The exercise → Find the word "Tumble" in the data. Return every line where it appears.

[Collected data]
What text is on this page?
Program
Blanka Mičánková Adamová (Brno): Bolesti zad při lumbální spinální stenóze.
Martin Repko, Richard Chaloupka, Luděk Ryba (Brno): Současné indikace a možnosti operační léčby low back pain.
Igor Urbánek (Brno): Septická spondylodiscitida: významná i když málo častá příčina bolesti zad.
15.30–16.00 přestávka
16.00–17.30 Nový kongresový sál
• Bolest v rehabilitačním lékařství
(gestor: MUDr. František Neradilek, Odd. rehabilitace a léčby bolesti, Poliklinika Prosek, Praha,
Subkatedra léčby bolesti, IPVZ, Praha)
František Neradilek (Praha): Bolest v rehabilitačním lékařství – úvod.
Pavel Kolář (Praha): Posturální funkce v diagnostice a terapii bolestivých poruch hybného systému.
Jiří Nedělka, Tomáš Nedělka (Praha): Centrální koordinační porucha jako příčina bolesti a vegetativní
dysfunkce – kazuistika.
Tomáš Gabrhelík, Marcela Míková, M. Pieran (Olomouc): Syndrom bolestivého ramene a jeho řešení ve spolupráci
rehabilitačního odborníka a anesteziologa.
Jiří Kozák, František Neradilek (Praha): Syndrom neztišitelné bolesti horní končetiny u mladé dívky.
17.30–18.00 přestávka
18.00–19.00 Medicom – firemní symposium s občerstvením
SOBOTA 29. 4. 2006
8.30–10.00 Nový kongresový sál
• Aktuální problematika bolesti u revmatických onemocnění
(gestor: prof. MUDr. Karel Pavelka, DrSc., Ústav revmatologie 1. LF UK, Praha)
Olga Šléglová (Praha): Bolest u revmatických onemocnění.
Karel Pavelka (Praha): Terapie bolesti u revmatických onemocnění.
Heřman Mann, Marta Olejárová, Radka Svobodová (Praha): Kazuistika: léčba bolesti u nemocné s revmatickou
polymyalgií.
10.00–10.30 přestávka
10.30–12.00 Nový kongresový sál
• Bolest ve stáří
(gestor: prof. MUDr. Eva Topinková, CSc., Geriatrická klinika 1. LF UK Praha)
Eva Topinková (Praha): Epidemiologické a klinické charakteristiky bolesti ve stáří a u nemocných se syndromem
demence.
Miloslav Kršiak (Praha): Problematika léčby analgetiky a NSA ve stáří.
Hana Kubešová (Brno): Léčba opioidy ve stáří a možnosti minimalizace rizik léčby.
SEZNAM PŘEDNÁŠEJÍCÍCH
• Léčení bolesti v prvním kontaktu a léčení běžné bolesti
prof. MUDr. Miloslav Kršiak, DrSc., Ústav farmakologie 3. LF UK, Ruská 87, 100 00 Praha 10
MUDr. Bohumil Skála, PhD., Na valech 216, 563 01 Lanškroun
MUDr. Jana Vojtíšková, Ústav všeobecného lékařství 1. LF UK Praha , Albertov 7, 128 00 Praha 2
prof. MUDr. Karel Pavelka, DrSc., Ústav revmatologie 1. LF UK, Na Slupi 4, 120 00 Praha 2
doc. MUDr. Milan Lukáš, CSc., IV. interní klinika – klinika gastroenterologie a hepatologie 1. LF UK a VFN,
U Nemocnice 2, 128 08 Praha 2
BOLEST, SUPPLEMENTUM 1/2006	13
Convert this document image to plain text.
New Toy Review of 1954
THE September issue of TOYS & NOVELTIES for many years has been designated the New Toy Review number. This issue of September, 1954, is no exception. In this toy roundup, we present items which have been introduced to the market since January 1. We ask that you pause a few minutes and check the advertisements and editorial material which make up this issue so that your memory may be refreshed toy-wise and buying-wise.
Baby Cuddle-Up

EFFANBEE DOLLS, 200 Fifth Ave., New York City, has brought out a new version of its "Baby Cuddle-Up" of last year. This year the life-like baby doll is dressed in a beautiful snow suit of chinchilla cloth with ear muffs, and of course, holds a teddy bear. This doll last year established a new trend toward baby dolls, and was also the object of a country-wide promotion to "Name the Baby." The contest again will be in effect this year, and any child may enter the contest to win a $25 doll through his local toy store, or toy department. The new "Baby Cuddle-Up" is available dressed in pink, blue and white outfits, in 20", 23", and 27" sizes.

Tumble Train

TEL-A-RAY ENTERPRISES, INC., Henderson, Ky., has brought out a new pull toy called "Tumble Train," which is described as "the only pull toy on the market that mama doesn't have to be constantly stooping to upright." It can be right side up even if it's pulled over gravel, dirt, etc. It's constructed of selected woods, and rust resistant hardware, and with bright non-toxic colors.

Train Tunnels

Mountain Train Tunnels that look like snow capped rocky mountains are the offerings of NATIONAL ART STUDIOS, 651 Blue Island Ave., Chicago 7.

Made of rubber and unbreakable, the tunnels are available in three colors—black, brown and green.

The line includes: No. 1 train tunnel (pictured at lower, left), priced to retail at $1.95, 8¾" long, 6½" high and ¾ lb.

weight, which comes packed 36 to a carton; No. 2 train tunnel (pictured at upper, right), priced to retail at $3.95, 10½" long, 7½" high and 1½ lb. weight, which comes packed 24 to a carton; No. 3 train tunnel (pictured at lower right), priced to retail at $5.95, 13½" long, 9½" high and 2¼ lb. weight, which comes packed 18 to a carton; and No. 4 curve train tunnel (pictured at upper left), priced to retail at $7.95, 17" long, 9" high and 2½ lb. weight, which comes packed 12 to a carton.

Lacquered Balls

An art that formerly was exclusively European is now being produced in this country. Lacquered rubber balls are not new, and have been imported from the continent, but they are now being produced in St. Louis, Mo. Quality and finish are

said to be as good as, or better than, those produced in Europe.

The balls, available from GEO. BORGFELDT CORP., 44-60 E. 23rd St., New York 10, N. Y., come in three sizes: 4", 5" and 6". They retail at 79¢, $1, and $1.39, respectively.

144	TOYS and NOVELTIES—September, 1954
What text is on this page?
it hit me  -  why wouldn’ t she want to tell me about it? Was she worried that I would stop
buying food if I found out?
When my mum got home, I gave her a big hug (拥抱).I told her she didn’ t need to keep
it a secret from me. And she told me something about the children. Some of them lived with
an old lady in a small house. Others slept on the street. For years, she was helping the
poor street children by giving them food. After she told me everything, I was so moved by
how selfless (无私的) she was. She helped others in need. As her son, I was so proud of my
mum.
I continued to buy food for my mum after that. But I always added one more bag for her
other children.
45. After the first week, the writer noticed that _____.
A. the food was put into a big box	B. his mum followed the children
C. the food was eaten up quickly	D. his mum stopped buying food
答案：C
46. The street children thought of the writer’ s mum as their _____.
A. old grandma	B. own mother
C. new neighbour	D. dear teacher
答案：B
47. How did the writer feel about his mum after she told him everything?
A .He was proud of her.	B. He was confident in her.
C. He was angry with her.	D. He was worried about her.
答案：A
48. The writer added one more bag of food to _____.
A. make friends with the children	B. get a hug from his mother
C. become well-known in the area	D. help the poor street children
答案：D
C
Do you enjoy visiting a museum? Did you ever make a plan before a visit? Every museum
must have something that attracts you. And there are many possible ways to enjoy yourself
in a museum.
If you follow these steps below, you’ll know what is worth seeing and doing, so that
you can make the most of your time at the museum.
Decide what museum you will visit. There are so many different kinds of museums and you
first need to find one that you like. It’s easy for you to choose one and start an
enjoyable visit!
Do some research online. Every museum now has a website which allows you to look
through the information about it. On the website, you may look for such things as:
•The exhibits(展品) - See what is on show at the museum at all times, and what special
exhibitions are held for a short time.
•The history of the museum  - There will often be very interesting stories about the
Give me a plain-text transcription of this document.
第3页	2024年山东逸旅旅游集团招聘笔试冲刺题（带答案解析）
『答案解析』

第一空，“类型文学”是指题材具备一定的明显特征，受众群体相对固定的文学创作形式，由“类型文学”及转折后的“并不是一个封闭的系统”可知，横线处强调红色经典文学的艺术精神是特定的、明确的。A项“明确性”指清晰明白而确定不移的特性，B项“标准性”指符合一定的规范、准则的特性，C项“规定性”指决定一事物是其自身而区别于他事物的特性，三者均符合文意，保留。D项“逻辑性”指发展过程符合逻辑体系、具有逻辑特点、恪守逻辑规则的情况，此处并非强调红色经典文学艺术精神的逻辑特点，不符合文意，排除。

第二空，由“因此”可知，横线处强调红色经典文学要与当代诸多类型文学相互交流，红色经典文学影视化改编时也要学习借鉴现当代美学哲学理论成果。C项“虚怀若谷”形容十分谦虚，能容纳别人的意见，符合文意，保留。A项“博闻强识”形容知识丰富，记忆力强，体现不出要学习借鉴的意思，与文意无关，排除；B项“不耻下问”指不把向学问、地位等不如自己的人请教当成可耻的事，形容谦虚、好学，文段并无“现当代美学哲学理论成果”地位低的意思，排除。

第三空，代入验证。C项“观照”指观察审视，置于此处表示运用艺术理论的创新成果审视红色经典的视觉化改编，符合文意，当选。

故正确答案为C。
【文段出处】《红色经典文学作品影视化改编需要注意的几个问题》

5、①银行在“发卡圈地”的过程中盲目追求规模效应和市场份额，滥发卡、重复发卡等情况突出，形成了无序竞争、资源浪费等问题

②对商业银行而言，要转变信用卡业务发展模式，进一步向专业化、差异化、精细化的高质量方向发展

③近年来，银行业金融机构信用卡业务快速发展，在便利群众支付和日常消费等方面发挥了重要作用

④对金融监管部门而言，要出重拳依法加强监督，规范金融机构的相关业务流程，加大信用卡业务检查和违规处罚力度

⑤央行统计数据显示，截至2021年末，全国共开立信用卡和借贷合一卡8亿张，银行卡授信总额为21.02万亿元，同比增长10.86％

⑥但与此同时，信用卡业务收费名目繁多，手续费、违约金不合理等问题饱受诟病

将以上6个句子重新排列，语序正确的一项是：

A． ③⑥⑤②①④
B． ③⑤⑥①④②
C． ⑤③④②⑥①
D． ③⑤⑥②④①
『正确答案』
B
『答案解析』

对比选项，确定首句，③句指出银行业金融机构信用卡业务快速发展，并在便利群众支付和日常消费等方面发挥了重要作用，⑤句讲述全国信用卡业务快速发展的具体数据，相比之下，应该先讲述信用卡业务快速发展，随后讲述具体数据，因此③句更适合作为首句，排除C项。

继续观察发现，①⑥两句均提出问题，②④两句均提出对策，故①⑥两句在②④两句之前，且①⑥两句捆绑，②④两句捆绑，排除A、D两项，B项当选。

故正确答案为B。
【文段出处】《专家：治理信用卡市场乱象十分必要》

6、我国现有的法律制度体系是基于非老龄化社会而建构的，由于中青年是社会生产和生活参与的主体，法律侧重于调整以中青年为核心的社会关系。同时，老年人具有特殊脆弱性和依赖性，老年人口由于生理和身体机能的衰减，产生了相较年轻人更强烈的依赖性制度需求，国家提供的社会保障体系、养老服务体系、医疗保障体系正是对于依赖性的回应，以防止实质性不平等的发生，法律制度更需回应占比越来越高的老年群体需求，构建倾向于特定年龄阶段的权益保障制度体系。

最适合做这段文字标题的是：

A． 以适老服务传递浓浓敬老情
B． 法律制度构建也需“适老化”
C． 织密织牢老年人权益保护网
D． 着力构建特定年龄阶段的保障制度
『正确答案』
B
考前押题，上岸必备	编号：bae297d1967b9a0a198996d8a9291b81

Full solution →
Tumble Train
TEL-A-RAY ENTERPRISES, INC., Henderson, Ky., has brought out a new pull toy called "Tumble Train," which is described as "the only pull toy on the market that mama doesn't have to be constantly stooping to upright." It can be right side up even if it's pulled over gravel, dirt, etc. It's constructed of selected woods, and rust resistant hardware, and with bright non-toxic colors.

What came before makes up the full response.